* [REQUIREMENT]: Return all of the data exactly, with nothing left out but the pictures.

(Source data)
***

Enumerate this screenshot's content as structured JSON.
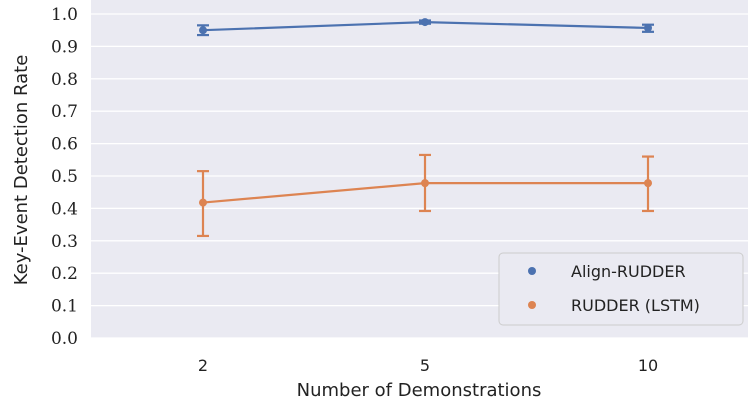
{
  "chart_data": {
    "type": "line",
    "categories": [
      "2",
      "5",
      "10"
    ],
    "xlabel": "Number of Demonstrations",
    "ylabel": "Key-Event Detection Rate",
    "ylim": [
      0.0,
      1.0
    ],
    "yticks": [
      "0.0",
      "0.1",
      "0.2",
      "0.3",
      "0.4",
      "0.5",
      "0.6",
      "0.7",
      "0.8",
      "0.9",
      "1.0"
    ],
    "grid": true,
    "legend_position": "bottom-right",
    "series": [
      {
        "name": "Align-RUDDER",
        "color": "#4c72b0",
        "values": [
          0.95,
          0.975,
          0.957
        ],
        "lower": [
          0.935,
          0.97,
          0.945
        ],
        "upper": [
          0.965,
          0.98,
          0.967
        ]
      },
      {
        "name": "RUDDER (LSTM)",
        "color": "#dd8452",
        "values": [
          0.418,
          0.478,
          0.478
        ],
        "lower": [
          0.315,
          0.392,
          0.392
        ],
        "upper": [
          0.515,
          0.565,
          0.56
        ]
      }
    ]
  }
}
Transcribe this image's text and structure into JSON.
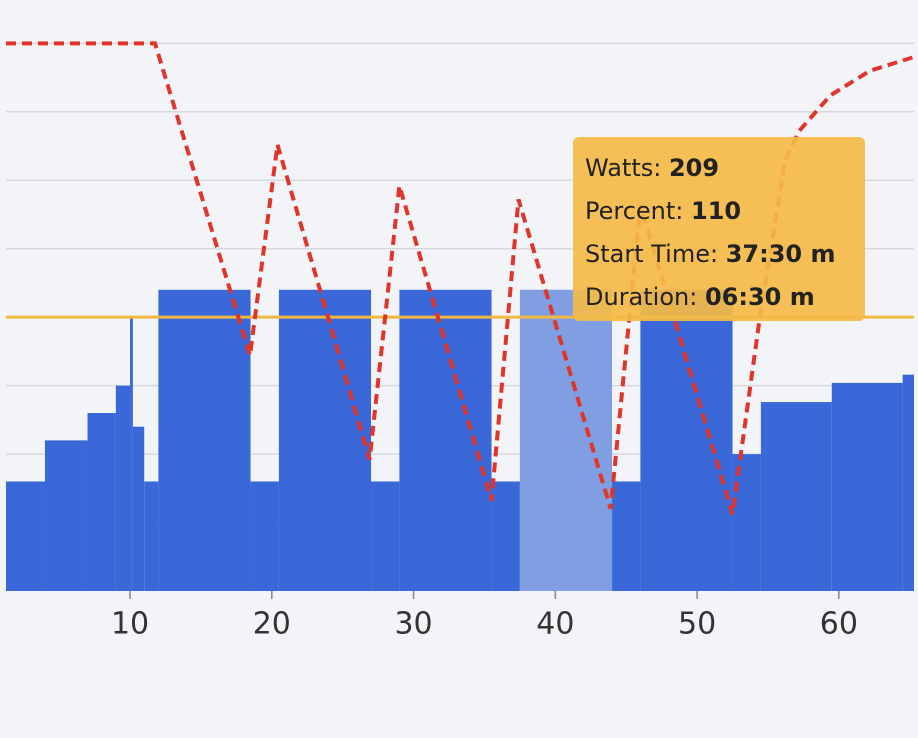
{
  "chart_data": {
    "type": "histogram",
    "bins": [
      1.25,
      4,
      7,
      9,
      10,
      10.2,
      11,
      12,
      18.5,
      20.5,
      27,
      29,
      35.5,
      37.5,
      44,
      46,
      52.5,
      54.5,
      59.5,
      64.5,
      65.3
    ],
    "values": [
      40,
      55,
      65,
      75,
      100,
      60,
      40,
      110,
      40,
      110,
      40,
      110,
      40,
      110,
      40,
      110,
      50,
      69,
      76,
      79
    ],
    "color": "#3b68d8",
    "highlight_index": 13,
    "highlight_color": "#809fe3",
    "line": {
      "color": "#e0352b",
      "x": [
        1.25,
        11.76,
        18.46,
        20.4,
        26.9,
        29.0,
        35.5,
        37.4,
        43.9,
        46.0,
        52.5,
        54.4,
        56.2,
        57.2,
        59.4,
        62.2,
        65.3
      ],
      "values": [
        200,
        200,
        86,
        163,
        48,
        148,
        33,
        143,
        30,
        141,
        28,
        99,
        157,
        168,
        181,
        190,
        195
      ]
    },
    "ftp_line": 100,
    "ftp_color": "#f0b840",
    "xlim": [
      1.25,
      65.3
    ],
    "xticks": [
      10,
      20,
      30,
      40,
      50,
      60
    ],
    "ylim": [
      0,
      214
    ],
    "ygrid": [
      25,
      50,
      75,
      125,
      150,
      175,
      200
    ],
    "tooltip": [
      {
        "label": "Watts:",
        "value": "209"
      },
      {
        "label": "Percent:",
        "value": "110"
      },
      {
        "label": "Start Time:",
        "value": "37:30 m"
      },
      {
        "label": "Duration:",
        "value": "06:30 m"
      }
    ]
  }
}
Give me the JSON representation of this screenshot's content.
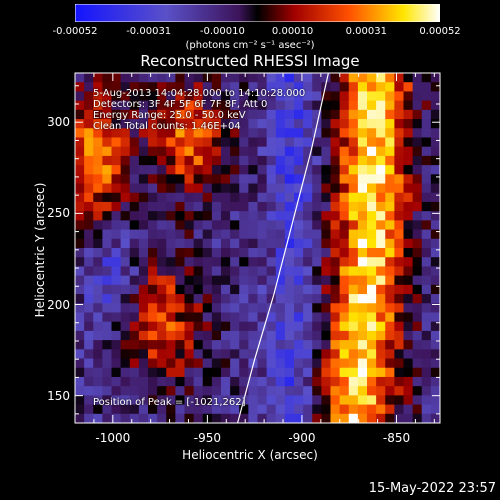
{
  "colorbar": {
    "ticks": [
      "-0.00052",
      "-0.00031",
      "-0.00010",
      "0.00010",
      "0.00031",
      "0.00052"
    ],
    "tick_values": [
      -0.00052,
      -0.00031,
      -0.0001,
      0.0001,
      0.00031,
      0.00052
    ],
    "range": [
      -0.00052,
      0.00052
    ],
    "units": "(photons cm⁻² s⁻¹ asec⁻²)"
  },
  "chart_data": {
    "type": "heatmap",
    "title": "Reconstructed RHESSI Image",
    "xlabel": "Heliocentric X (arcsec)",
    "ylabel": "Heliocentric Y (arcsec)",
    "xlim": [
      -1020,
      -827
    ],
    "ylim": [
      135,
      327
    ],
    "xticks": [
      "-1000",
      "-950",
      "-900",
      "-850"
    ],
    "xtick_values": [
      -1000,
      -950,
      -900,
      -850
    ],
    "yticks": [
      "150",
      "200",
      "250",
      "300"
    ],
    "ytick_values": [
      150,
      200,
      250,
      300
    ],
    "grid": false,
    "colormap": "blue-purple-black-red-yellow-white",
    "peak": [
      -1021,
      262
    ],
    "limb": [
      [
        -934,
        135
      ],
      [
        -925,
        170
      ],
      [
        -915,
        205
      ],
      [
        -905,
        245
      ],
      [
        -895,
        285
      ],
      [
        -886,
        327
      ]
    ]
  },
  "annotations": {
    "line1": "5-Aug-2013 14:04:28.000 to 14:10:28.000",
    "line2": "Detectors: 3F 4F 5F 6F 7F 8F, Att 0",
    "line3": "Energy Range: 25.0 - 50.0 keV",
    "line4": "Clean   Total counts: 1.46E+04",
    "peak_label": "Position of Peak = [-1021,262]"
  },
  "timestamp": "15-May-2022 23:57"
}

***

* [EXERCISE RESPONSE]:
Enumerate this screenshot's content as structured JSON.
{
  "chart_data": {
    "type": "line",
    "categories": [
      "2",
      "5",
      "10"
    ],
    "xlabel": "Number of Demonstrations",
    "ylabel": "Key-Event Detection Rate",
    "ylim": [
      0.0,
      1.0
    ],
    "yticks": [
      "0.0",
      "0.1",
      "0.2",
      "0.3",
      "0.4",
      "0.5",
      "0.6",
      "0.7",
      "0.8",
      "0.9",
      "1.0"
    ],
    "grid": true,
    "legend_position": "bottom-right",
    "series": [
      {
        "name": "Align-RUDDER",
        "color": "#4c72b0",
        "values": [
          0.95,
          0.975,
          0.957
        ],
        "lower": [
          0.935,
          0.97,
          0.945
        ],
        "upper": [
          0.965,
          0.98,
          0.967
        ]
      },
      {
        "name": "RUDDER (LSTM)",
        "color": "#dd8452",
        "values": [
          0.418,
          0.478,
          0.478
        ],
        "lower": [
          0.315,
          0.392,
          0.392
        ],
        "upper": [
          0.515,
          0.565,
          0.56
        ]
      }
    ]
  }
}
Transcribe this image's text and structure into JSON.
{
  "chart_data": {
    "type": "histogram",
    "bins": [
      1.25,
      4,
      7,
      9,
      10,
      10.2,
      11,
      12,
      18.5,
      20.5,
      27,
      29,
      35.5,
      37.5,
      44,
      46,
      52.5,
      54.5,
      59.5,
      64.5,
      65.3
    ],
    "values": [
      40,
      55,
      65,
      75,
      100,
      60,
      40,
      110,
      40,
      110,
      40,
      110,
      40,
      110,
      40,
      110,
      50,
      69,
      76,
      79
    ],
    "color": "#3b68d8",
    "highlight_index": 13,
    "highlight_color": "#809fe3",
    "line": {
      "color": "#e0352b",
      "x": [
        1.25,
        11.76,
        18.46,
        20.4,
        26.9,
        29.0,
        35.5,
        37.4,
        43.9,
        46.0,
        52.5,
        54.4,
        56.2,
        57.2,
        59.4,
        62.2,
        65.3
      ],
      "values": [
        200,
        200,
        86,
        163,
        48,
        148,
        33,
        143,
        30,
        141,
        28,
        99,
        157,
        168,
        181,
        190,
        195
      ]
    },
    "ftp_line": 100,
    "ftp_color": "#f0b840",
    "xlim": [
      1.25,
      65.3
    ],
    "xticks": [
      10,
      20,
      30,
      40,
      50,
      60
    ],
    "ylim": [
      0,
      214
    ],
    "ygrid": [
      25,
      50,
      75,
      125,
      150,
      175,
      200
    ],
    "tooltip": [
      {
        "label": "Watts:",
        "value": "209"
      },
      {
        "label": "Percent:",
        "value": "110"
      },
      {
        "label": "Start Time:",
        "value": "37:30 m"
      },
      {
        "label": "Duration:",
        "value": "06:30 m"
      }
    ]
  }
}
Give me the JSON representation of this screenshot's content.
{
  "colorbar": {
    "ticks": [
      "-0.00052",
      "-0.00031",
      "-0.00010",
      "0.00010",
      "0.00031",
      "0.00052"
    ],
    "tick_values": [
      -0.00052,
      -0.00031,
      -0.0001,
      0.0001,
      0.00031,
      0.00052
    ],
    "range": [
      -0.00052,
      0.00052
    ],
    "units": "(photons cm⁻² s⁻¹ asec⁻²)"
  },
  "chart_data": {
    "type": "heatmap",
    "title": "Reconstructed RHESSI Image",
    "xlabel": "Heliocentric X (arcsec)",
    "ylabel": "Heliocentric Y (arcsec)",
    "xlim": [
      -1020,
      -827
    ],
    "ylim": [
      135,
      327
    ],
    "xticks": [
      "-1000",
      "-950",
      "-900",
      "-850"
    ],
    "xtick_values": [
      -1000,
      -950,
      -900,
      -850
    ],
    "yticks": [
      "150",
      "200",
      "250",
      "300"
    ],
    "ytick_values": [
      150,
      200,
      250,
      300
    ],
    "grid": false,
    "colormap": "blue-purple-black-red-yellow-white",
    "peak": [
      -1021,
      262
    ],
    "limb": [
      [
        -934,
        135
      ],
      [
        -925,
        170
      ],
      [
        -915,
        205
      ],
      [
        -905,
        245
      ],
      [
        -895,
        285
      ],
      [
        -886,
        327
      ]
    ]
  },
  "annotations": {
    "line1": "5-Aug-2013 14:04:28.000 to 14:10:28.000",
    "line2": "Detectors: 3F 4F 5F 6F 7F 8F, Att 0",
    "line3": "Energy Range: 25.0 - 50.0 keV",
    "line4": "Clean   Total counts: 1.46E+04",
    "peak_label": "Position of Peak = [-1021,262]"
  },
  "timestamp": "15-May-2022 23:57"
}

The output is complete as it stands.